[Bounding box entries]
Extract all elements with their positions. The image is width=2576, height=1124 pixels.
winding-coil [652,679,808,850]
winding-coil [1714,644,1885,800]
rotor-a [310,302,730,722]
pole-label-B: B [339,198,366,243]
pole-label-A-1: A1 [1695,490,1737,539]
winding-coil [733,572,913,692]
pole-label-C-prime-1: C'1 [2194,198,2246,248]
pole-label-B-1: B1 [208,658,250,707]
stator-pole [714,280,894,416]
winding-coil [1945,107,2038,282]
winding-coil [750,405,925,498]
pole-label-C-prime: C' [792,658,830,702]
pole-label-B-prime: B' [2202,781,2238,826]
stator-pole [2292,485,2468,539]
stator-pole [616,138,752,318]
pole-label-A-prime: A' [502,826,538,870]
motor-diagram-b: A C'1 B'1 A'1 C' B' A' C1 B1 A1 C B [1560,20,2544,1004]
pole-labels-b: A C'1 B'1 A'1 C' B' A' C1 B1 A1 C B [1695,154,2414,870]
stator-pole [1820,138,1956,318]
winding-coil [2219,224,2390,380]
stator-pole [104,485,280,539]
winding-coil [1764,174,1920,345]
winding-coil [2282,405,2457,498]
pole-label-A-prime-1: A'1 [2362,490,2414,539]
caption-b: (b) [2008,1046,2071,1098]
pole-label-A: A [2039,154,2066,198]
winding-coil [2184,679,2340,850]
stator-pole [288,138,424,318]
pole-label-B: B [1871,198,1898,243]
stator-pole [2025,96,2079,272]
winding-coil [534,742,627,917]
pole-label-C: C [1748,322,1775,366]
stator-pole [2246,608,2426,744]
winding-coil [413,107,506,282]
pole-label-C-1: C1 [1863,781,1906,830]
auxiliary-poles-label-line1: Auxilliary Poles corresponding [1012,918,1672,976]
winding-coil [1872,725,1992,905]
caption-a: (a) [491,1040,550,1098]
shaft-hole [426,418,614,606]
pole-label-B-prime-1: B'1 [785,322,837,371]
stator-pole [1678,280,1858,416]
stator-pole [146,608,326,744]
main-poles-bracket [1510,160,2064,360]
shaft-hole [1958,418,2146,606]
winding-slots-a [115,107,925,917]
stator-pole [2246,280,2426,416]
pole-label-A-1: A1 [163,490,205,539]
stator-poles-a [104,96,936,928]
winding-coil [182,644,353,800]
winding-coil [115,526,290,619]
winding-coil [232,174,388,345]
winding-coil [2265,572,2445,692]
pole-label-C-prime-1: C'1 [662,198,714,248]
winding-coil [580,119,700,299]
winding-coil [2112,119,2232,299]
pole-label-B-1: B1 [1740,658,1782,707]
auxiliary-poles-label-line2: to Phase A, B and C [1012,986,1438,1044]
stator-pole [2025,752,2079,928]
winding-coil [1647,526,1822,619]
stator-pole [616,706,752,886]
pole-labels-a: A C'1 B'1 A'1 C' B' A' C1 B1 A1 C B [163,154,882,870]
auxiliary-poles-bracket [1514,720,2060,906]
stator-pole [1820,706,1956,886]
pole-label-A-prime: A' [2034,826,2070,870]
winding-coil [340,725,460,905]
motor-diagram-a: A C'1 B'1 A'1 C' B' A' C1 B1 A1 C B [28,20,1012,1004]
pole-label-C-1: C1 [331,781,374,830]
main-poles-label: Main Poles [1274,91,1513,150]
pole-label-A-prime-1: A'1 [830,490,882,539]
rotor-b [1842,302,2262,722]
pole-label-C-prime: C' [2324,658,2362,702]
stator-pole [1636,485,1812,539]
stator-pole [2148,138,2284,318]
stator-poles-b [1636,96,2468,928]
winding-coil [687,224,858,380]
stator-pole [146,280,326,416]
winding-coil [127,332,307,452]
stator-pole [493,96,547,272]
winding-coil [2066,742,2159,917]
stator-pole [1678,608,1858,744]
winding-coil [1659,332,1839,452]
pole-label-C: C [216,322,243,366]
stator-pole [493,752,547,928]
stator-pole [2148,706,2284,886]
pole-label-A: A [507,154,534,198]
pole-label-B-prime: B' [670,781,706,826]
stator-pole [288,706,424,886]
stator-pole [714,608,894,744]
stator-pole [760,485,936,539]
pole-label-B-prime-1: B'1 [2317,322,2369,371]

• [Work to do]: Rewrite the entries above, substituting "armature-coil" for every occurrence of "winding-coil" and keeping all other text unchanged.

• [Final result]:
Extract all elements with their positions. The image is width=2576, height=1124 pixels.
armature-coil [652,679,808,850]
armature-coil [1714,644,1885,800]
rotor-a [310,302,730,722]
pole-label-B: B [339,198,366,243]
pole-label-A-1: A1 [1695,490,1737,539]
armature-coil [733,572,913,692]
pole-label-C-prime-1: C'1 [2194,198,2246,248]
pole-label-B-1: B1 [208,658,250,707]
stator-pole [714,280,894,416]
armature-coil [1945,107,2038,282]
armature-coil [750,405,925,498]
pole-label-C-prime: C' [792,658,830,702]
pole-label-B-prime: B' [2202,781,2238,826]
stator-pole [2292,485,2468,539]
stator-pole [616,138,752,318]
pole-label-A-prime: A' [502,826,538,870]
motor-diagram-b: A C'1 B'1 A'1 C' B' A' C1 B1 A1 C B [1560,20,2544,1004]
pole-labels-b: A C'1 B'1 A'1 C' B' A' C1 B1 A1 C B [1695,154,2414,870]
stator-pole [1820,138,1956,318]
armature-coil [2219,224,2390,380]
stator-pole [104,485,280,539]
armature-coil [1764,174,1920,345]
armature-coil [2282,405,2457,498]
pole-label-A-prime-1: A'1 [2362,490,2414,539]
caption-b: (b) [2008,1046,2071,1098]
pole-label-A: A [2039,154,2066,198]
armature-coil [2184,679,2340,850]
stator-pole [288,138,424,318]
pole-label-B: B [1871,198,1898,243]
stator-pole [2025,96,2079,272]
armature-coil [534,742,627,917]
pole-label-C: C [1748,322,1775,366]
stator-pole [2246,608,2426,744]
armature-coil [413,107,506,282]
pole-label-C-1: C1 [1863,781,1906,830]
auxiliary-poles-label-line1: Auxilliary Poles corresponding [1012,918,1672,976]
armature-coil [1872,725,1992,905]
caption-a: (a) [491,1040,550,1098]
shaft-hole [426,418,614,606]
pole-label-B-prime-1: B'1 [785,322,837,371]
stator-pole [1678,280,1858,416]
stator-pole [146,608,326,744]
main-poles-bracket [1510,160,2064,360]
shaft-hole [1958,418,2146,606]
winding-slots-a [115,107,925,917]
stator-pole [2246,280,2426,416]
pole-label-A-1: A1 [163,490,205,539]
stator-poles-a [104,96,936,928]
armature-coil [182,644,353,800]
armature-coil [115,526,290,619]
armature-coil [232,174,388,345]
armature-coil [2265,572,2445,692]
pole-label-C-prime-1: C'1 [662,198,714,248]
armature-coil [580,119,700,299]
armature-coil [2112,119,2232,299]
pole-label-B-1: B1 [1740,658,1782,707]
auxiliary-poles-label-line2: to Phase A, B and C [1012,986,1438,1044]
stator-pole [2025,752,2079,928]
armature-coil [1647,526,1822,619]
stator-pole [616,706,752,886]
pole-labels-a: A C'1 B'1 A'1 C' B' A' C1 B1 A1 C B [163,154,882,870]
auxiliary-poles-bracket [1514,720,2060,906]
stator-pole [1820,706,1956,886]
pole-label-A-prime: A' [2034,826,2070,870]
armature-coil [340,725,460,905]
motor-diagram-a: A C'1 B'1 A'1 C' B' A' C1 B1 A1 C B [28,20,1012,1004]
pole-label-C-1: C1 [331,781,374,830]
main-poles-label: Main Poles [1274,91,1513,150]
pole-label-A-prime-1: A'1 [830,490,882,539]
rotor-b [1842,302,2262,722]
pole-label-C-prime: C' [2324,658,2362,702]
stator-pole [1636,485,1812,539]
stator-pole [2148,138,2284,318]
stator-poles-b [1636,96,2468,928]
armature-coil [687,224,858,380]
stator-pole [146,280,326,416]
armature-coil [127,332,307,452]
stator-pole [493,96,547,272]
armature-coil [2066,742,2159,917]
stator-pole [1678,608,1858,744]
armature-coil [1659,332,1839,452]
pole-label-C: C [216,322,243,366]
stator-pole [493,752,547,928]
stator-pole [2148,706,2284,886]
pole-label-A: A [507,154,534,198]
pole-label-B-prime: B' [670,781,706,826]
stator-pole [288,706,424,886]
stator-pole [714,608,894,744]
stator-pole [760,485,936,539]
pole-label-B-prime-1: B'1 [2317,322,2369,371]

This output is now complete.